:: Texte fourni ::

Par un arrêt en date du 13 novembre 2014, la Cour d’Appel de Versailles a jugé que le locataire ne peut se prévaloir du silence du bailleur à la demande de transformation des locaux, pour déduire l’accord de ce dernier.
Le locataire qui transforme un local commercial en local d’habitation sans l’accord du bailleur commet un manquement à ses obligations qui justifie la mise en œuvre de la clause résolutoire prévue par le bail.
Le preneur à bail commercial a l’obligation d'user de la chose louée en bon père de famille, cela implique que le locataire ne modifie pas la chose louée.
Il s’agit d’une obligation légale, édictée par l’article 1728 du Code civil, qui ne nécessite pas de stipulation particulière.
Cependant, les contrats contiennent très souvent une clause résolutoire relative à la nécessité d'obtenir une autorisation du bailleur préalablement à tous travaux de modification.
Les tribunaux ne peuvent se substituer au bailleur pour donner une telle autorisation (Cass. 3e civ., 24 janv. 1969 : Bull. civ. 1969, III, n° 76).
Cette obligation d’user de la chose louée en bon père de famille implique trois conséquences : le preneur ne peut réaliser de travaux sans autorisation, il ne doit pas être à l’origine et troubles de voisinage et enfin, il doit respecter la destination contractuelle des lieux.
Cet article vise à préciser l’application de la clause de destination des locaux commerciaux, ainsi que les sanctions applicables en cas de non-respect de cette destination.
I – L’application de la clause de destination des lieux
Une jurisprudence constante énonce que le locataire ne peut exercer dans les lieux loués que l'activité prévue au bail (Cass. ass. plén. 3 mai 1956 : JCP G 1956.II.9345).
Cette activité peut être commerciale dès lors que celle prévue au bail est commerciale, peu important qu'elle n'ait en réalité jamais été exercée en fait.
Il a ainsi été jugé que le commerce d'alimentation générale comprend la vente de vins, d'alcools, de fruits et de légumes (CA Paris, 10 mars 1981 : Loyers 1981 n° 227).
Ou que la boucherie-charcuterie inclut la préparation et la vente de plats cuisinés (CA Aix-en-Provence, 4 mars 1982 : Rev. loyers 1983.329).
Par ailleurs, le sens des termes utilisés par le bail peut être actualisé lorsque les usages commerciaux ont fait évoluer leur signification : ainsi, l'ancienne expression « marchand de vin, cafetier » autorise l'ouverture d'un buffet froid ou chaud (CA Paris, 5 janv. 1993 : D. 1993.IR.121).

:::
:: Données enregistrées ::

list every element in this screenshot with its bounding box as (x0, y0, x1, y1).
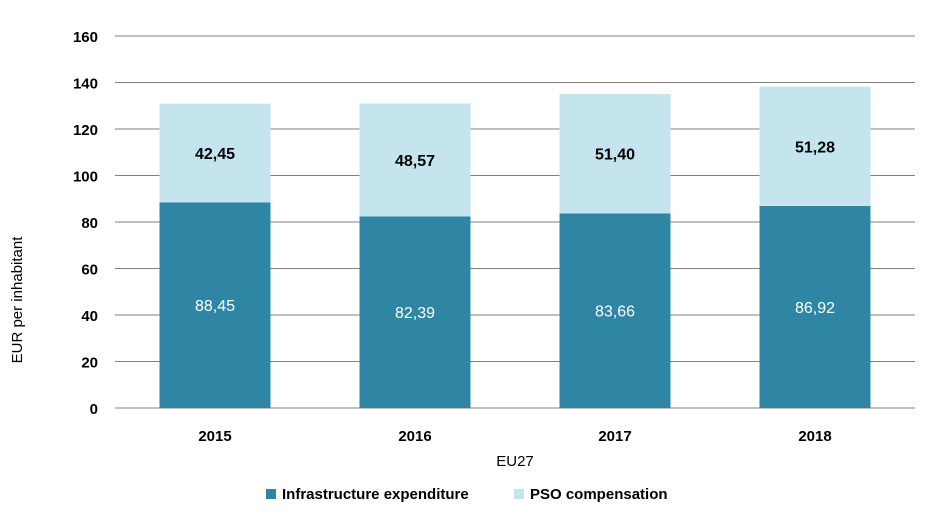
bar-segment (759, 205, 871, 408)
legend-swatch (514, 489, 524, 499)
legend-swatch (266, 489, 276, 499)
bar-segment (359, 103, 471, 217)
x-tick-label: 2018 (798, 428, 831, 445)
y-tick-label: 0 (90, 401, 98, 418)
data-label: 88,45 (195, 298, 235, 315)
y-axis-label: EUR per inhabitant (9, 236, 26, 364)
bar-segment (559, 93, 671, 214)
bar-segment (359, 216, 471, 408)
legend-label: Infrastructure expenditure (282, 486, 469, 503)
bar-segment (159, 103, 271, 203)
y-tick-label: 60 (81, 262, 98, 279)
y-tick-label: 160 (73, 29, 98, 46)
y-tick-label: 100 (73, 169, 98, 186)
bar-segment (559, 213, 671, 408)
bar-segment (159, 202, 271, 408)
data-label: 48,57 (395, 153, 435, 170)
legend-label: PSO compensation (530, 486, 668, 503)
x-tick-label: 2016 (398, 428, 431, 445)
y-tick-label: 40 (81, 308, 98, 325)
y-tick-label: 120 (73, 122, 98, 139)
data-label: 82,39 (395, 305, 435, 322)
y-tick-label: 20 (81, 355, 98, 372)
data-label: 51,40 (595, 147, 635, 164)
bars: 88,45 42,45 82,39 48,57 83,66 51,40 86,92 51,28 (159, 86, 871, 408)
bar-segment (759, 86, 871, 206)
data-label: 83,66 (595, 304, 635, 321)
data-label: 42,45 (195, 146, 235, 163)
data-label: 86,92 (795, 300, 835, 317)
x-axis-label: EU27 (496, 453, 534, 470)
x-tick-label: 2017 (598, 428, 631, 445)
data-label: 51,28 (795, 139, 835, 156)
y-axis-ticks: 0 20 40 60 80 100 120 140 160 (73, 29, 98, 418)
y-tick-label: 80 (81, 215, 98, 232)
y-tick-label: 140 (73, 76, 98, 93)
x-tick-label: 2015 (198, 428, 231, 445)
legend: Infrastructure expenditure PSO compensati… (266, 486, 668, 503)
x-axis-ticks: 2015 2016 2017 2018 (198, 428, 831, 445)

:::
:: Données enregistrées ::

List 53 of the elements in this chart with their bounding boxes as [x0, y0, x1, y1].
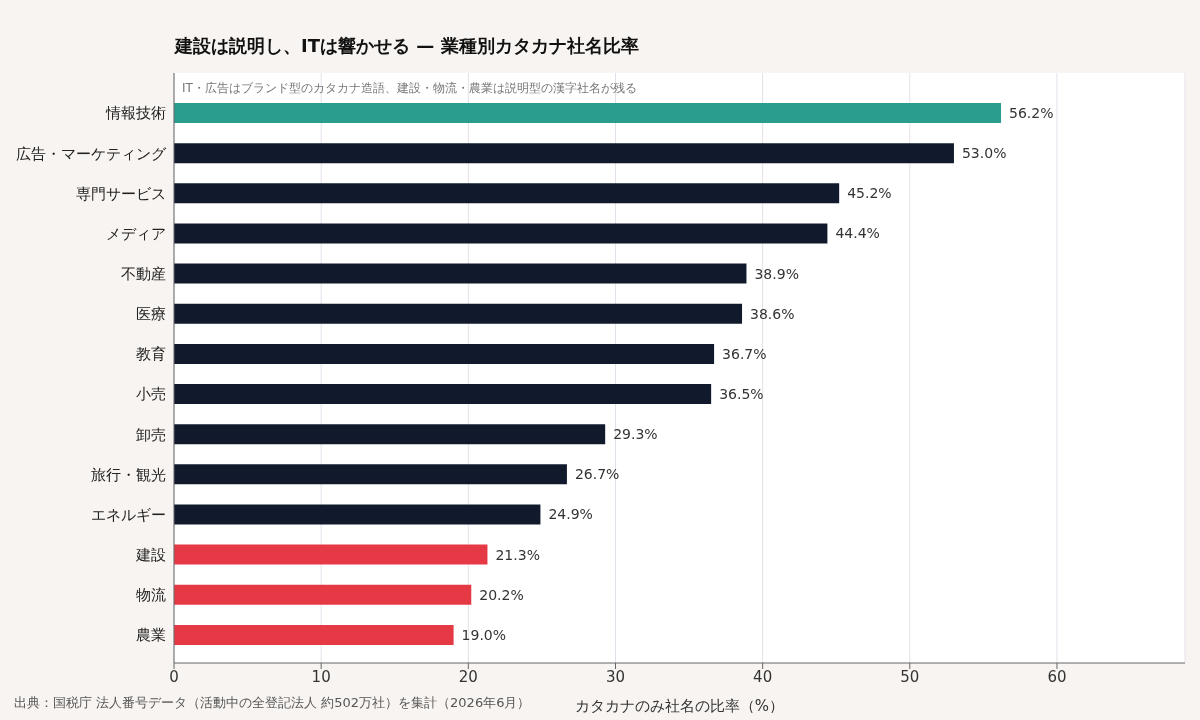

:::
:: Données enregistrées ::

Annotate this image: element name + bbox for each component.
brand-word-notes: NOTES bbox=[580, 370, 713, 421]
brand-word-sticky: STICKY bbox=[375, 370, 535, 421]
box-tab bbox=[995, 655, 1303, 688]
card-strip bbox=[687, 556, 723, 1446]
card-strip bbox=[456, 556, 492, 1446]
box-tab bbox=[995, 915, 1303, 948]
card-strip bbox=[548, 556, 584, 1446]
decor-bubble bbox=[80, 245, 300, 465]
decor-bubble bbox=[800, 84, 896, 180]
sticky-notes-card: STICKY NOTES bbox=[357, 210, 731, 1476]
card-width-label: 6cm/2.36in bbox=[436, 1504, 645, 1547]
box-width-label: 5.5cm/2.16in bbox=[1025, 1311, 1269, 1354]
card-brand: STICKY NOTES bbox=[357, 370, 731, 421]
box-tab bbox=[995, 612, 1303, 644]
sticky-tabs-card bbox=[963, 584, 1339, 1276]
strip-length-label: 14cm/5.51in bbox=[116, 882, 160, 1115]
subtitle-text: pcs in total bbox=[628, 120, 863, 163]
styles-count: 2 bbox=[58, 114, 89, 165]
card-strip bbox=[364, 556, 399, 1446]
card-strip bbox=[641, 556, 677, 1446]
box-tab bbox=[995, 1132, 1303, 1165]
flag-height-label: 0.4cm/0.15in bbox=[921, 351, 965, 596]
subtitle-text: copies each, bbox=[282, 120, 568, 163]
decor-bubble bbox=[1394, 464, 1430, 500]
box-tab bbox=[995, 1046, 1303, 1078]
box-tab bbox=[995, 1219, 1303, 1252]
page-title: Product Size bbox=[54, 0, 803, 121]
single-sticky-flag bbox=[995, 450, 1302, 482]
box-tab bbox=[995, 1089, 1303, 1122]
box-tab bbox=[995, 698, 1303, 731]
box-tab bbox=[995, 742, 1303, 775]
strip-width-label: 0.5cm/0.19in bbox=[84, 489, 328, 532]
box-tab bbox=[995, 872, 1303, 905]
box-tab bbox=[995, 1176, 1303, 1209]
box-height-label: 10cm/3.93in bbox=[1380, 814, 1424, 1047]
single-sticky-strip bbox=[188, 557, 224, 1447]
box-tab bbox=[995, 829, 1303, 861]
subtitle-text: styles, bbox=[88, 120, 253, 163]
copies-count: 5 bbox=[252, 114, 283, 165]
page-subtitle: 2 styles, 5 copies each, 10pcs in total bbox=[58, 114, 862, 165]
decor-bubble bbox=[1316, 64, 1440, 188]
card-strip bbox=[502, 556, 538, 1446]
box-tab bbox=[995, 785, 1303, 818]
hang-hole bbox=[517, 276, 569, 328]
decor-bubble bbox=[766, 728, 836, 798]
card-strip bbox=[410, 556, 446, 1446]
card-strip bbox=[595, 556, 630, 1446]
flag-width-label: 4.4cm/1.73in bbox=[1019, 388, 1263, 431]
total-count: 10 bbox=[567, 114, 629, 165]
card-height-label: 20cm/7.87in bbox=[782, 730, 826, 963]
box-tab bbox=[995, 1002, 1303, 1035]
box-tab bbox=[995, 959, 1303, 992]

:::

■ Exercice A
D'après le texte fourni, quel article du Code civil édicte l'obligation pour le preneur d'user de la chose louée en bon père de famille ?
■ Exercice B
Recopiez le passage du texte fourni compris entre « Le preneur à » et « contractuelle des lieux. », ces deux extrémités incluses.

■ Corrigé A
L'article 1728 du Code civil.

■ Corrigé B
Le preneur à bail commercial a l’obligation d'user de la chose louée en bon père de famille, cela implique que le locataire ne modifie pas la chose louée.
Il s’agit d’une obligation légale, édictée par l’article 1728 du Code civil, qui ne nécessite pas de stipulation particulière.
Cependant, les contrats contiennent très souvent une clause résolutoire relative à la nécessité d'obtenir une autorisation du bailleur préalablement à tous travaux de modification.
Les tribunaux ne peuvent se substituer au bailleur pour donner une telle autorisation (Cass. 3e civ., 24 janv. 1969 : Bull. civ. 1969, III, n° 76).
Cette obligation d’user de la chose louée en bon père de famille implique trois conséquences : le preneur ne peut réaliser de travaux sans autorisation, il ne doit pas être à l’origine et troubles de voisinage et enfin, il doit respecter la destination contractuelle des lieux.